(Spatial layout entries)
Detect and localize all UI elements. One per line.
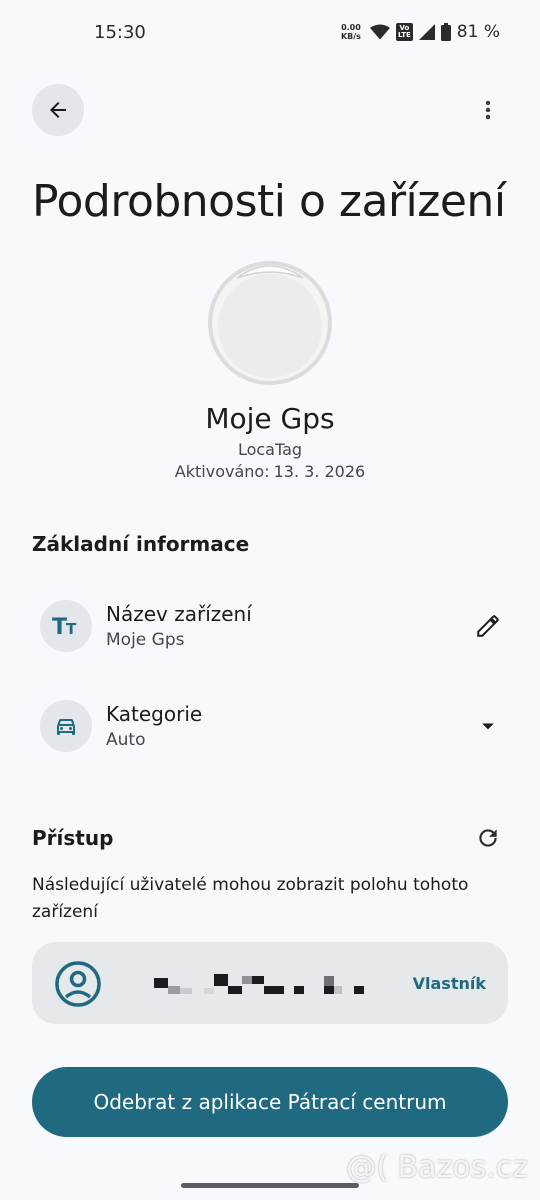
- svg-text:T: T: [52, 615, 67, 638]
- status-time: 15:30: [94, 22, 146, 43]
- battery-icon: [440, 23, 451, 41]
- edit-name-button[interactable]: [472, 610, 504, 642]
- more-options-button[interactable]: [468, 90, 508, 130]
- network-speed-indicator: 0.00 KB/s: [340, 23, 361, 41]
- home-indicator[interactable]: [181, 1183, 359, 1188]
- user-role-badge: Vlastník: [412, 974, 486, 993]
- status-bar: 15:30 0.00 KB/s Vo LTE 81 %: [0, 0, 540, 68]
- arrow-back-icon: [50, 102, 66, 118]
- more-vert-icon: [485, 100, 491, 120]
- volte-badge: Vo LTE: [395, 23, 413, 41]
- page-title: Podrobnosti o zařízení: [32, 176, 506, 227]
- refresh-icon: [479, 829, 497, 847]
- back-button[interactable]: [32, 84, 84, 136]
- category-dropdown-button[interactable]: [472, 710, 504, 742]
- device-name: Moje Gps: [205, 402, 335, 435]
- category-title: Kategorie: [106, 702, 203, 726]
- remove-device-button[interactable]: Odebrat z aplikace Pátrací centrum: [32, 1067, 508, 1137]
- device-name-value: Moje Gps: [106, 630, 185, 650]
- status-icons: 0.00 KB/s Vo LTE 81 %: [338, 22, 500, 42]
- device-activation: Aktivováno: 13. 3. 2026: [0, 462, 540, 481]
- device-name-icon-container: T T: [40, 600, 92, 652]
- user-card[interactable]: Vlastník: [32, 942, 508, 1024]
- access-description: Následující uživatelé mohou zobrazit pol…: [32, 875, 469, 922]
- user-name-pixelated: [154, 974, 364, 994]
- car-icon: [57, 719, 75, 735]
- text-format-icon: T T: [52, 615, 77, 638]
- svg-text:T: T: [66, 620, 77, 638]
- device-name-title: Název zařízení: [106, 602, 252, 626]
- category-value: Auto: [106, 730, 146, 750]
- activated-label: Aktivováno:: [174, 462, 270, 481]
- basic-info-heading: Základní informace: [32, 532, 250, 556]
- device-tag-image: [208, 261, 332, 385]
- dropdown-arrow-icon: [482, 723, 494, 730]
- watermark: @( Bazos.cz: [346, 1150, 528, 1185]
- wifi-icon: [369, 24, 390, 40]
- device-brand: LocaTag: [237, 440, 303, 459]
- account-circle-icon: [55, 961, 101, 1007]
- category-icon-container: [40, 700, 92, 752]
- pencil-icon: [477, 615, 499, 637]
- activated-date: 13. 3. 2026: [273, 462, 366, 481]
- battery-level: 81 %: [456, 22, 500, 42]
- refresh-access-button[interactable]: [472, 822, 504, 854]
- signal-icon: [418, 24, 435, 40]
- access-heading: Přístup: [32, 826, 114, 850]
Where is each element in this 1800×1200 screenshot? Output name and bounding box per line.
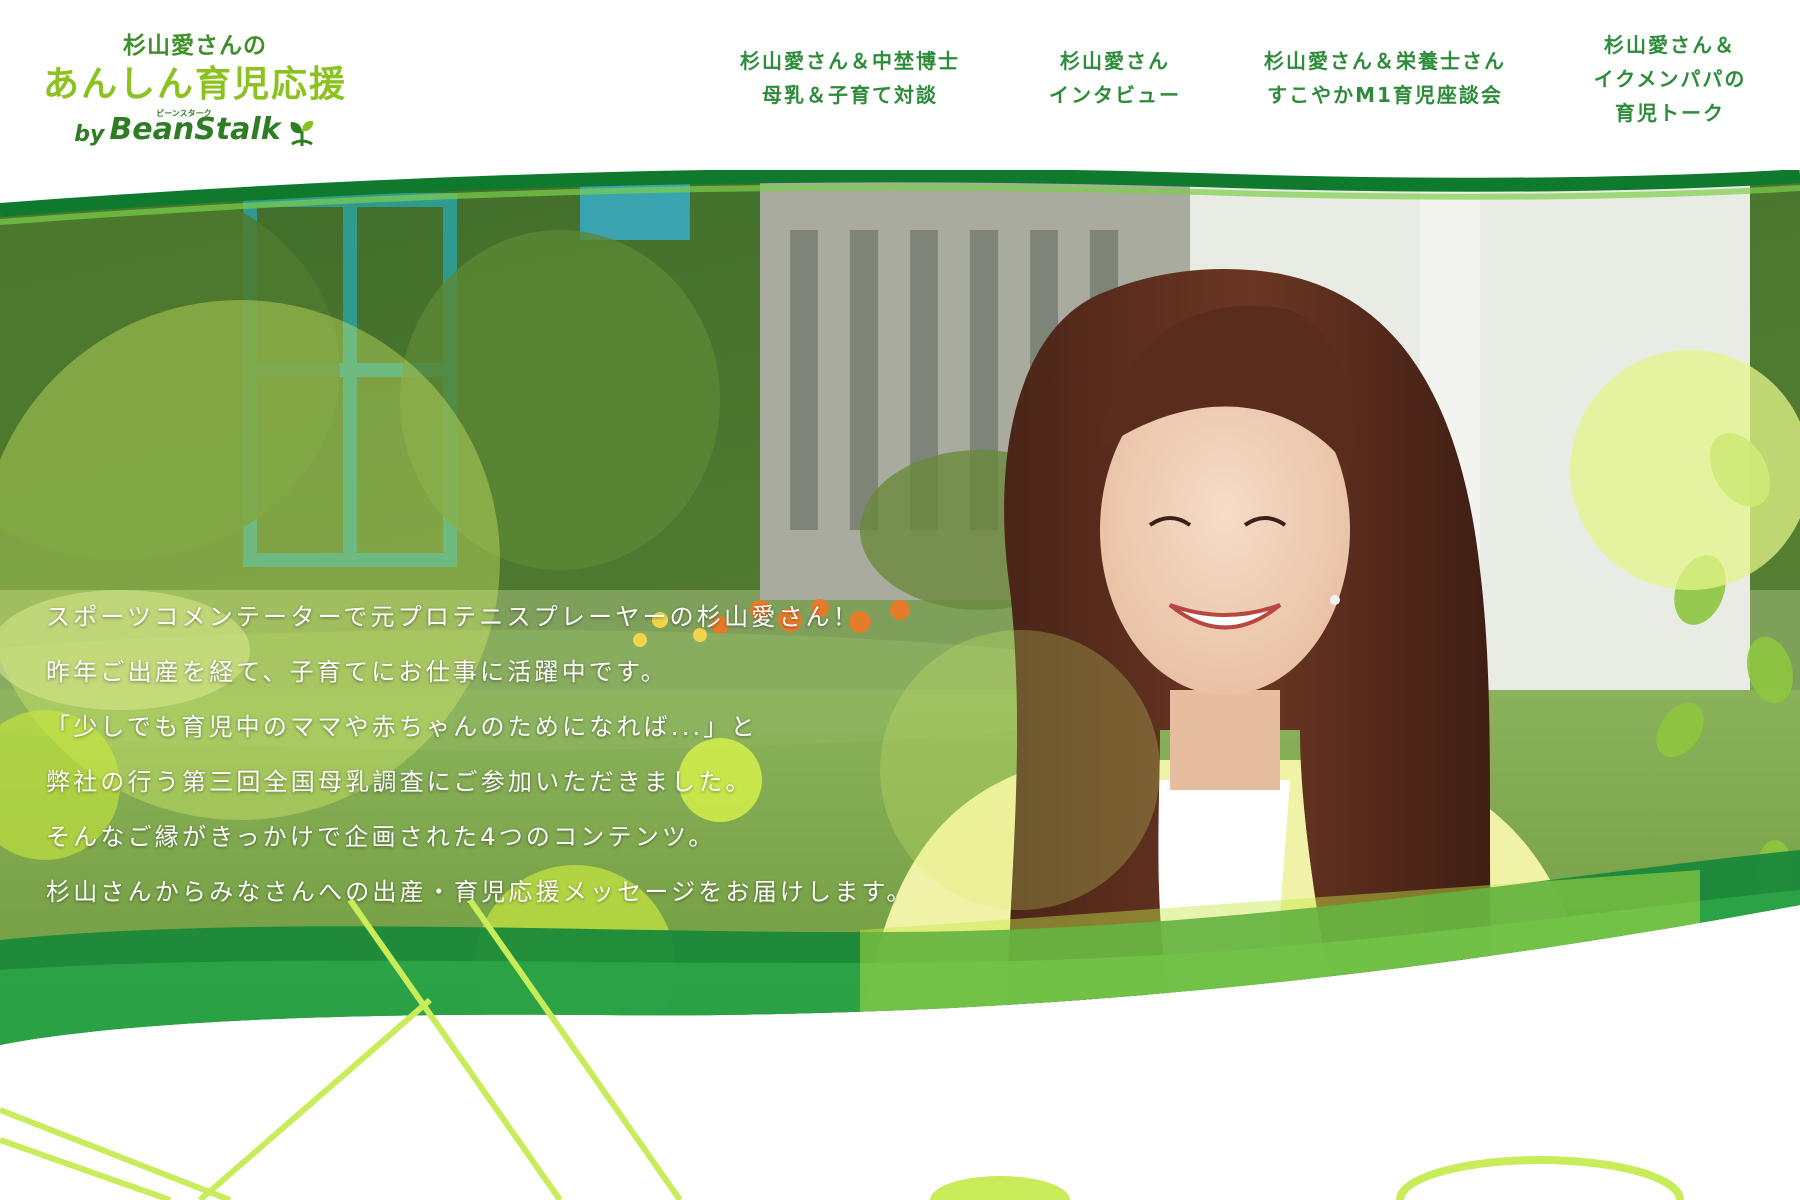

• Description of the task:
Can you reproduce every line of the records above word for word, leaving out the pictures?

• Exercise result:
Detect and localize all UI elements. One per line.
- svg-text:T: T: [52, 615, 67, 638]
- status-time: 15:30: [94, 22, 146, 43]
- battery-icon: [440, 23, 451, 41]
- edit-name-button[interactable]: [472, 610, 504, 642]
- more-options-button[interactable]: [468, 90, 508, 130]
- network-speed-indicator: 0.00 KB/s: [340, 23, 361, 41]
- home-indicator[interactable]: [181, 1183, 359, 1188]
- user-role-badge: Vlastník: [412, 974, 486, 993]
- status-bar: 15:30 0.00 KB/s Vo LTE 81 %: [0, 0, 540, 68]
- arrow-back-icon: [50, 102, 66, 118]
- more-vert-icon: [485, 100, 491, 120]
- volte-badge: Vo LTE: [395, 23, 413, 41]
- page-title: Podrobnosti o zařízení: [32, 176, 506, 227]
- refresh-icon: [479, 829, 497, 847]
- back-button[interactable]: [32, 84, 84, 136]
- category-dropdown-button[interactable]: [472, 710, 504, 742]
- device-name: Moje Gps: [205, 402, 335, 435]
- category-title: Kategorie: [106, 702, 203, 726]
- remove-device-button[interactable]: Odebrat z aplikace Pátrací centrum: [32, 1067, 508, 1137]
- device-name-value: Moje Gps: [106, 630, 185, 650]
- status-icons: 0.00 KB/s Vo LTE 81 %: [338, 22, 500, 42]
- device-activation: Aktivováno: 13. 3. 2026: [0, 462, 540, 481]
- device-name-icon-container: T T: [40, 600, 92, 652]
- user-card[interactable]: Vlastník: [32, 942, 508, 1024]
- access-description: Následující uživatelé mohou zobrazit pol…: [32, 875, 469, 922]
- user-name-pixelated: [154, 974, 364, 994]
- car-icon: [57, 719, 75, 735]
- text-format-icon: T T: [52, 615, 77, 638]
- svg-text:T: T: [66, 620, 77, 638]
- device-name-title: Název zařízení: [106, 602, 252, 626]
- category-value: Auto: [106, 730, 146, 750]
- activated-label: Aktivováno:: [174, 462, 270, 481]
- basic-info-heading: Základní informace: [32, 532, 250, 556]
- device-tag-image: [208, 261, 332, 385]
- dropdown-arrow-icon: [482, 723, 494, 730]
- watermark: @( Bazos.cz: [346, 1150, 528, 1185]
- wifi-icon: [369, 24, 390, 40]
- device-brand: LocaTag: [237, 440, 303, 459]
- account-circle-icon: [55, 961, 101, 1007]
- category-icon-container: [40, 700, 92, 752]
- pencil-icon: [477, 615, 499, 637]
- activated-date: 13. 3. 2026: [273, 462, 366, 481]
- battery-level: 81 %: [456, 22, 500, 42]
- refresh-access-button[interactable]: [472, 822, 504, 854]
- signal-icon: [418, 24, 435, 40]
- access-heading: Přístup: [32, 826, 114, 850]
Where is each element in this 1800×1200 screenshot? Output name and bounding box per line.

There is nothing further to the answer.